REQUIRED TASK
Could you write out the records below exactly as they appear, leaving out any pictures?

══ DATA SHOWN

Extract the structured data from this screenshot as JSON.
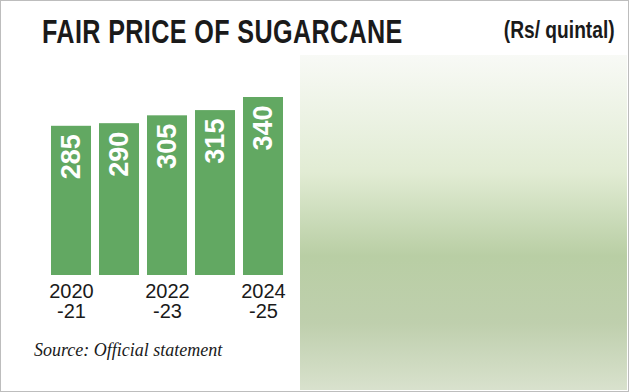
{
  "chart_data": {
    "type": "bar",
    "title": "FAIR PRICE OF SUGARCANE",
    "subtitle": "(Rs/ quintal)",
    "source": "Source: Official statement",
    "categories": [
      "2020\n-21",
      null,
      "2022\n-23",
      null,
      "2024\n-25"
    ],
    "values": [
      285,
      290,
      305,
      315,
      340
    ],
    "color": "#62a862",
    "ylim": [
      0,
      340
    ],
    "data_labels": true,
    "tick_labels": "x",
    "grid": false
  }
}
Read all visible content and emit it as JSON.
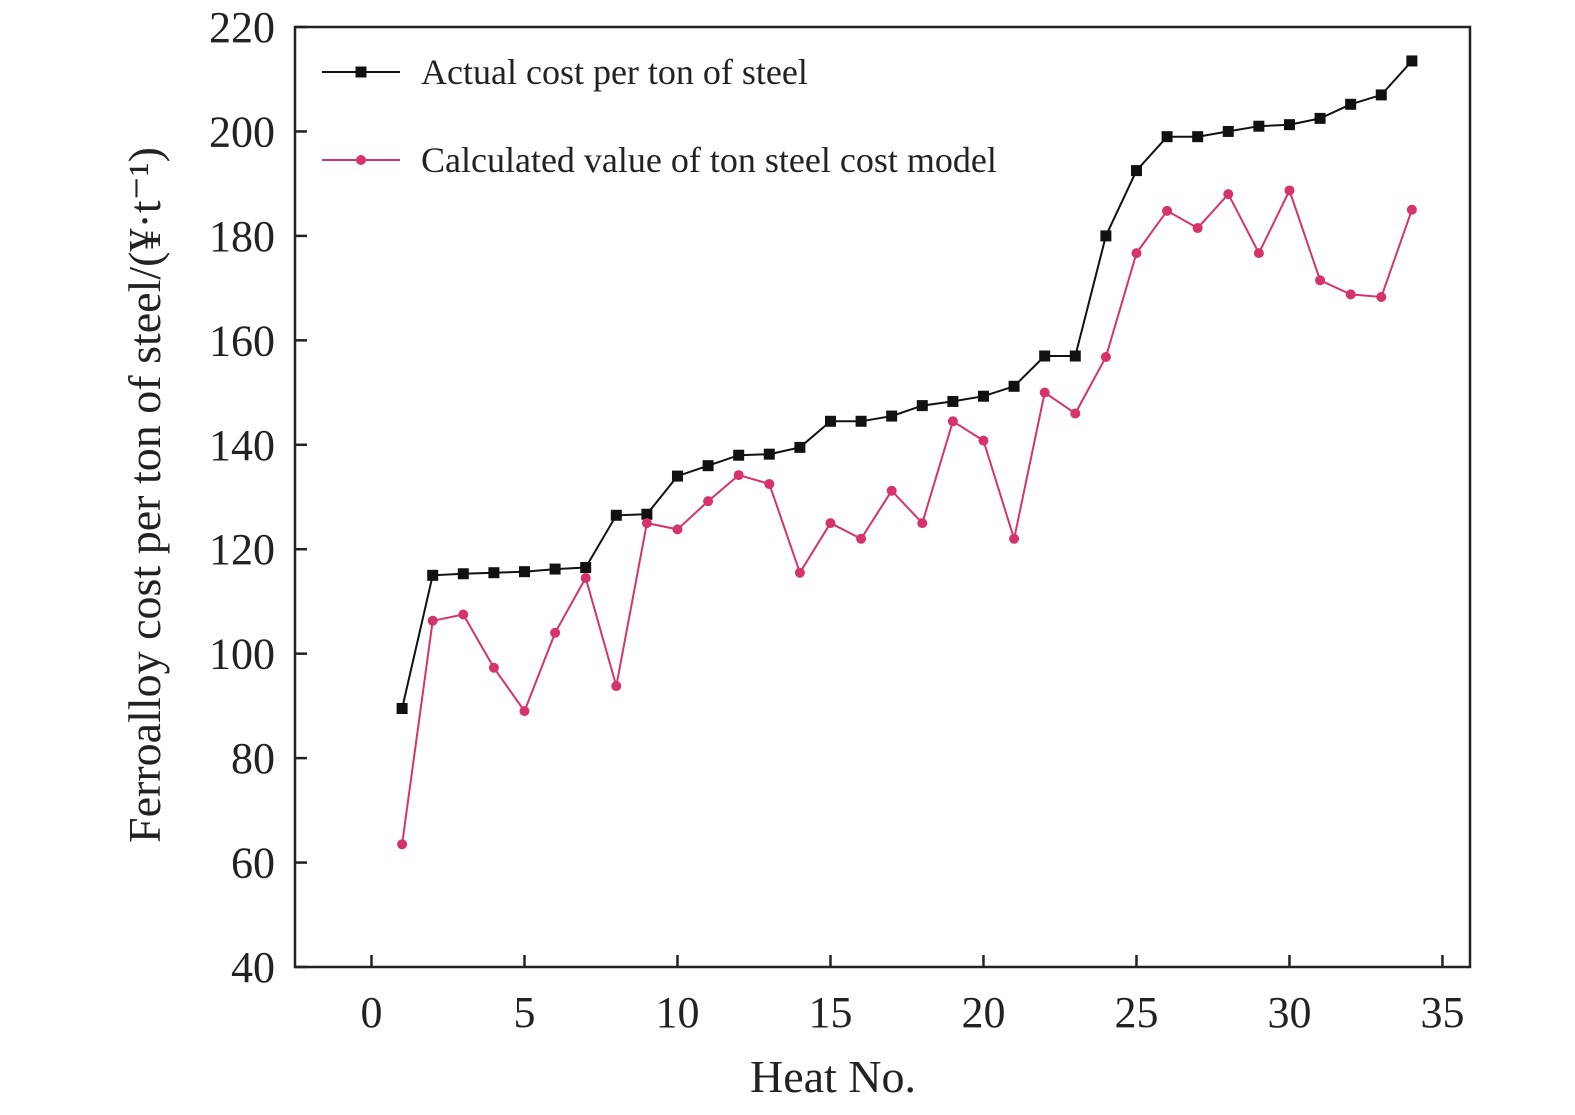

════

RESULT FOR THIS TASK
Extract the structured data from this screenshot as JSON.
{
  "chart_data": {
    "type": "bar",
    "title": "FAIR PRICE OF SUGARCANE",
    "subtitle": "(Rs/ quintal)",
    "source": "Source: Official statement",
    "categories": [
      "2020\n-21",
      null,
      "2022\n-23",
      null,
      "2024\n-25"
    ],
    "values": [
      285,
      290,
      305,
      315,
      340
    ],
    "color": "#62a862",
    "ylim": [
      0,
      340
    ],
    "data_labels": true,
    "tick_labels": "x",
    "grid": false
  }
}
Read all visible content and emit it as JSON.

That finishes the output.